**Written problem**
Check every line of the entries for "underlying", and copy the lines that hold it.

**Data lines**
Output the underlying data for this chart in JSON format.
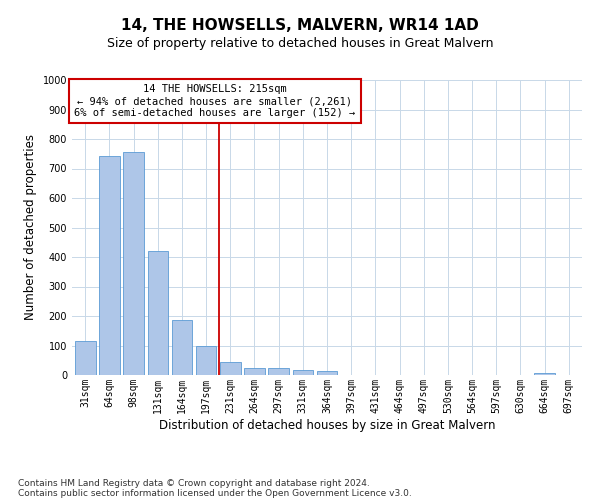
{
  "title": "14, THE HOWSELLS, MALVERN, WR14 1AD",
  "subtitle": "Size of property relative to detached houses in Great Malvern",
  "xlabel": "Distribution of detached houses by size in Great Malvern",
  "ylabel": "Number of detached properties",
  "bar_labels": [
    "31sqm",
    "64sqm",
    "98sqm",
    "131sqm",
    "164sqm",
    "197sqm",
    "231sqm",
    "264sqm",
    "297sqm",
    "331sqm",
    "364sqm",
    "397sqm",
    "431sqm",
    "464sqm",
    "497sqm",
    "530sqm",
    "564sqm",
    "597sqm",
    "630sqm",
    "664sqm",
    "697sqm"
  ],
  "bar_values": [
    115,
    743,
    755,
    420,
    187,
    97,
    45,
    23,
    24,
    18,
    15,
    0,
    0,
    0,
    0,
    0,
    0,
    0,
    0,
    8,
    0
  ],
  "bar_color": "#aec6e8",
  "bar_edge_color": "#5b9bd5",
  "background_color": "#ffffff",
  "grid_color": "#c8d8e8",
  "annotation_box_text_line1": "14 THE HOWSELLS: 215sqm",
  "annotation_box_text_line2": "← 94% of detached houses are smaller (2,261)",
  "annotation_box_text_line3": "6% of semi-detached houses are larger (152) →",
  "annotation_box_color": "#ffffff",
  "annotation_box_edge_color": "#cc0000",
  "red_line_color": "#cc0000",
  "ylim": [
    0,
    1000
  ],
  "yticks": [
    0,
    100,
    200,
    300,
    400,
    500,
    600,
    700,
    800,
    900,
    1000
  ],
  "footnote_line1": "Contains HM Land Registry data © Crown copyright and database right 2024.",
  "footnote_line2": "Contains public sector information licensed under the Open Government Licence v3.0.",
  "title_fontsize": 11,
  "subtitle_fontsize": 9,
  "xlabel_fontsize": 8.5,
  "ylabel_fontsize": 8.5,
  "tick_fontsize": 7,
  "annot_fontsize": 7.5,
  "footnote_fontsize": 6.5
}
--
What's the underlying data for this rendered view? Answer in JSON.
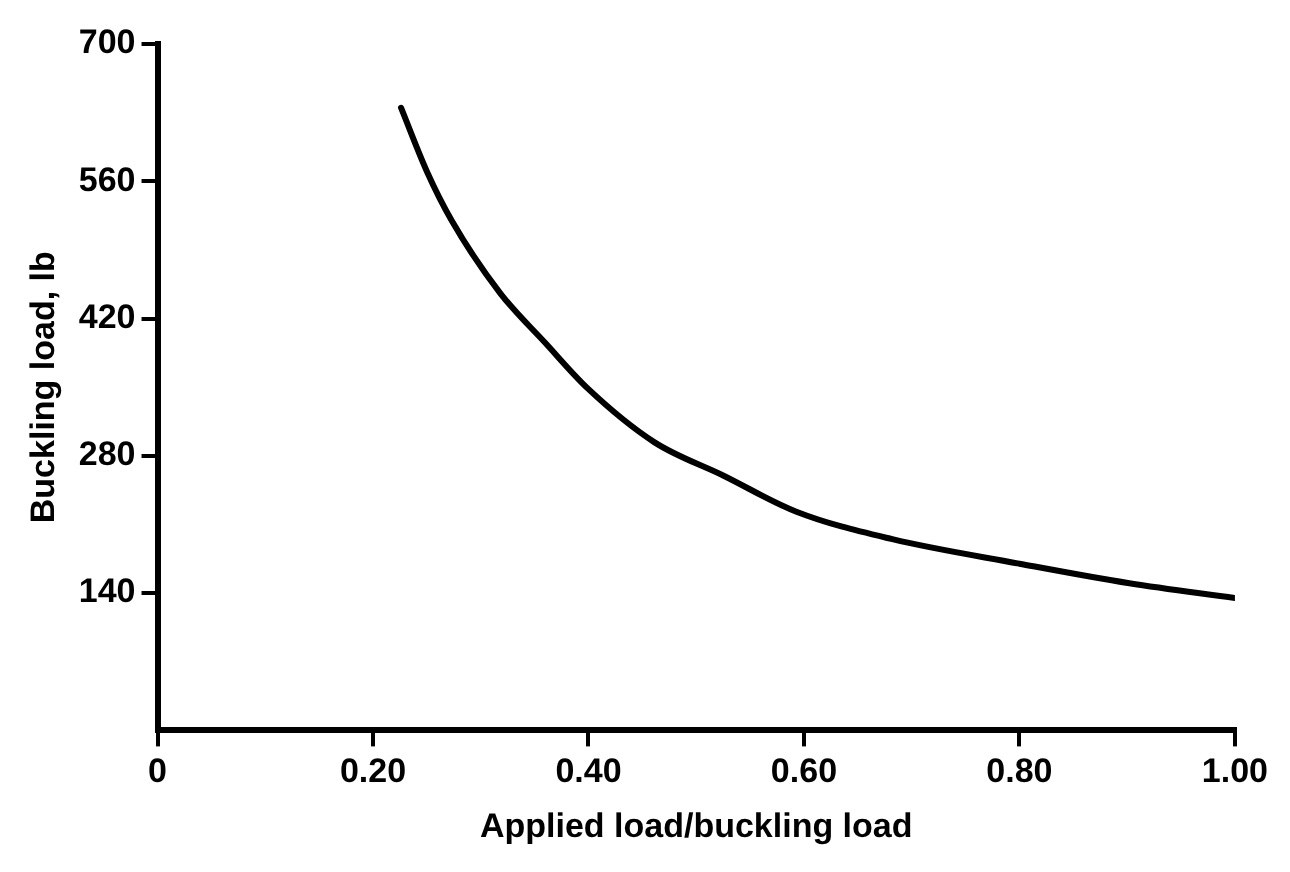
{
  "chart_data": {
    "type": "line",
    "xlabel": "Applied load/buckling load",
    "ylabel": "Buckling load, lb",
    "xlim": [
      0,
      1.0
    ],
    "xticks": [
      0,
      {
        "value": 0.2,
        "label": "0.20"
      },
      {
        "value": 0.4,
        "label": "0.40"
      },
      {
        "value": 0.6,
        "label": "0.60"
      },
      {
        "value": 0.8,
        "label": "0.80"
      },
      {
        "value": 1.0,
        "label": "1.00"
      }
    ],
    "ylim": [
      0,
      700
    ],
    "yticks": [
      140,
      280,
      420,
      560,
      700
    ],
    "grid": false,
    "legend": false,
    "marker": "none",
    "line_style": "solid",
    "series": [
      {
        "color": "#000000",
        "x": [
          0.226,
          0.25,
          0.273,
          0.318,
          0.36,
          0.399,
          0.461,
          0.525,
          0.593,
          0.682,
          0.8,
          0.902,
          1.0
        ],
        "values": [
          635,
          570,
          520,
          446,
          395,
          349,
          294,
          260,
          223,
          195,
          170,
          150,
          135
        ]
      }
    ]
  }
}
==
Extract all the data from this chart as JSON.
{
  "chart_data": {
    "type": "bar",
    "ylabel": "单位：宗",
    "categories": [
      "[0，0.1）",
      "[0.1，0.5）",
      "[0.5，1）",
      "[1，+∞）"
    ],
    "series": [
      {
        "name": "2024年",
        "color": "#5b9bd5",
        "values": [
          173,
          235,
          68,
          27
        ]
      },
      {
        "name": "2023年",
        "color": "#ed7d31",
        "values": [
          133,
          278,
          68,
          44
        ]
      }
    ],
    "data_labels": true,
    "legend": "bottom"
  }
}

**Answer for this exercise**
Output the underlying data for this chart in JSON format.
What's the underlying data for this rendered view? Answer in JSON.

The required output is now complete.